=== Task ===
Check the listing below for lines that hold "development". How many are there? Please give only the number.

=== Dataset entries ===

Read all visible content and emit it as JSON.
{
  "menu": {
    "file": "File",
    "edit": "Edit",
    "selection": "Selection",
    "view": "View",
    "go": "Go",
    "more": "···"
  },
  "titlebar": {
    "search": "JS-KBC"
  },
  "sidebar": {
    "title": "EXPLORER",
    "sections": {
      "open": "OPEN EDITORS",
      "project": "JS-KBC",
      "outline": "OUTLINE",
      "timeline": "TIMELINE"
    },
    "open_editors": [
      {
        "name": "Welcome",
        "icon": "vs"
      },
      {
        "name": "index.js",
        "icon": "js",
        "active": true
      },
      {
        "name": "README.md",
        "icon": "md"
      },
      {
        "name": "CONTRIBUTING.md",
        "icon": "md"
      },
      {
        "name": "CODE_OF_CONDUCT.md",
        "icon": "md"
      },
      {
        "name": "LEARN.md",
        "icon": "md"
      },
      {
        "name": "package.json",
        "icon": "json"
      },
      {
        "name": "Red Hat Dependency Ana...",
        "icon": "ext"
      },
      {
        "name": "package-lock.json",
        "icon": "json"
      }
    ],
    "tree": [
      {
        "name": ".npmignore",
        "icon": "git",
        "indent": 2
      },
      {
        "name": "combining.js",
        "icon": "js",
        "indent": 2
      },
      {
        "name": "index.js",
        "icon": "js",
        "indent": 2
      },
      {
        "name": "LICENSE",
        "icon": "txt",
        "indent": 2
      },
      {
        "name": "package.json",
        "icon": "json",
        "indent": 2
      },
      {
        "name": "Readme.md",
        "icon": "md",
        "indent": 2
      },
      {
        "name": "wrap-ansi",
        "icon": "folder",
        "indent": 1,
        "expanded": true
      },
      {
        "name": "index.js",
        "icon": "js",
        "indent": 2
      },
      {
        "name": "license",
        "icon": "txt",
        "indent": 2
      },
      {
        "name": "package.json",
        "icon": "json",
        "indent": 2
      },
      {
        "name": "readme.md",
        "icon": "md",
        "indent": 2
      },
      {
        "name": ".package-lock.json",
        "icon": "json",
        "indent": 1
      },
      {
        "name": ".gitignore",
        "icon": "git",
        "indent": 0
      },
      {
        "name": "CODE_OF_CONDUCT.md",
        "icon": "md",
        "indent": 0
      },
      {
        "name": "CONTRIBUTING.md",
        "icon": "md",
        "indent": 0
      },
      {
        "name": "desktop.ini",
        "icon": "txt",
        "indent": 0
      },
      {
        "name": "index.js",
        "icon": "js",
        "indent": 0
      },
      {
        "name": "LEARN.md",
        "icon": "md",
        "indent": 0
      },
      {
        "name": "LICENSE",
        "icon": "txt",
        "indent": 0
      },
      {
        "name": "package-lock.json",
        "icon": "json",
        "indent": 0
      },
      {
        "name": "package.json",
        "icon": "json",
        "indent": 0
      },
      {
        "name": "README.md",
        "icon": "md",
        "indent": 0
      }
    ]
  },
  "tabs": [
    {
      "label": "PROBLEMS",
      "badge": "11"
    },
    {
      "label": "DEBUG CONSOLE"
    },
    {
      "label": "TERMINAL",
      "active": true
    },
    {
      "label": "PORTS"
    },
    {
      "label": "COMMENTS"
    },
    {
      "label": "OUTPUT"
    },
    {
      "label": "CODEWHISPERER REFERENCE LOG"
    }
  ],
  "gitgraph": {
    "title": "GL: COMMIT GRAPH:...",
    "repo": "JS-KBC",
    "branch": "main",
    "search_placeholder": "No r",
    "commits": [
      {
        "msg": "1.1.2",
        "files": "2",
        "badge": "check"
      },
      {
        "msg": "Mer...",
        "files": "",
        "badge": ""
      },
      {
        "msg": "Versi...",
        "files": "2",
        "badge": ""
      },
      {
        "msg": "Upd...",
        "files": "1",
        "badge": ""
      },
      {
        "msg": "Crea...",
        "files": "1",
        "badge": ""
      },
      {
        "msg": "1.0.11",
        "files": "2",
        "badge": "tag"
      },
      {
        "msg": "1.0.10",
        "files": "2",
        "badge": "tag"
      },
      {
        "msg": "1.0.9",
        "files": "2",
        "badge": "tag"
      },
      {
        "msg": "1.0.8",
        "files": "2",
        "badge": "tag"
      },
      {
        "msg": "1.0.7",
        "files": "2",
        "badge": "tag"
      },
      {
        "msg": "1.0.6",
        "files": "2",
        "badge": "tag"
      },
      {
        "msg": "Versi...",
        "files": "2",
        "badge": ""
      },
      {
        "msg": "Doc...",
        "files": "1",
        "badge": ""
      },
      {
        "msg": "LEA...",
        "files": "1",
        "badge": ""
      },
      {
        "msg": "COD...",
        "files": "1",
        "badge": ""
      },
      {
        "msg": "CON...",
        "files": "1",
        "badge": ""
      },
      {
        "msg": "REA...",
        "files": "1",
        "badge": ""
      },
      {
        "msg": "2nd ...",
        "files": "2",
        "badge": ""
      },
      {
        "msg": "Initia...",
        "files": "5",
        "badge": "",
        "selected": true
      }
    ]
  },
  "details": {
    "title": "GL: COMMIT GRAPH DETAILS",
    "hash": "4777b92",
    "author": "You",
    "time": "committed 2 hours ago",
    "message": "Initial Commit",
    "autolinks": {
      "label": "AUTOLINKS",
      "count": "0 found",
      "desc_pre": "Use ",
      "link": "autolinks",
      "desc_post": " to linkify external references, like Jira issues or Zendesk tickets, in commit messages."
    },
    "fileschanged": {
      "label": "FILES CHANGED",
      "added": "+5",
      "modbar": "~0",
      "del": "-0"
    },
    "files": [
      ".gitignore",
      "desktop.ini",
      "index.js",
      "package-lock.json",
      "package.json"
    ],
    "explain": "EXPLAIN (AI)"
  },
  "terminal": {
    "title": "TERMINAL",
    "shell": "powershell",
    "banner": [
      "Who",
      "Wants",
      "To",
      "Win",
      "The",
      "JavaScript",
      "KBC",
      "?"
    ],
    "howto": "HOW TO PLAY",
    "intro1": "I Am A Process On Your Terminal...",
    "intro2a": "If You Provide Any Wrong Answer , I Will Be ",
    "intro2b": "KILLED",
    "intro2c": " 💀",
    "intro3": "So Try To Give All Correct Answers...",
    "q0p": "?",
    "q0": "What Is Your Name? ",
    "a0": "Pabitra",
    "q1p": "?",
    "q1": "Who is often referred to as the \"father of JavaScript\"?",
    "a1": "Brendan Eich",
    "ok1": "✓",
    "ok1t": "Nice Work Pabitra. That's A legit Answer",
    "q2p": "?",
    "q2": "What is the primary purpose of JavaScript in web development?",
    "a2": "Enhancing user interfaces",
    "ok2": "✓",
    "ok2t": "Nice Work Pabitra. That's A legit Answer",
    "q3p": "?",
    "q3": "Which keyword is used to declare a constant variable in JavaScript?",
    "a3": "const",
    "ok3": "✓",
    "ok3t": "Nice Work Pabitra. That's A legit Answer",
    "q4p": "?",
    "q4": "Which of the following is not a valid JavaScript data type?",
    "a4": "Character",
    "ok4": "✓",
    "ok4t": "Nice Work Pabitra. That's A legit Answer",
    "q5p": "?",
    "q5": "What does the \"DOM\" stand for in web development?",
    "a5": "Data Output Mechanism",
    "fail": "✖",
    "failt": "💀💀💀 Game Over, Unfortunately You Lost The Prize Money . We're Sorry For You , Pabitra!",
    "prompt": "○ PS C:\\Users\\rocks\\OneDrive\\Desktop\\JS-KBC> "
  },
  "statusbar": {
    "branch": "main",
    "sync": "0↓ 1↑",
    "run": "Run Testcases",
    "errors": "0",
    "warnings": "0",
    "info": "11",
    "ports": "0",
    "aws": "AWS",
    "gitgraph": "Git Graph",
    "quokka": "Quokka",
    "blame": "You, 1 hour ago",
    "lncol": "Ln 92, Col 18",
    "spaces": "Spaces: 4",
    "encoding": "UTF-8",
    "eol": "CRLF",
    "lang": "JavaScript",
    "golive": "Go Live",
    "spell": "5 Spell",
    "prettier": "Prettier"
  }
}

=== Task solution ===
2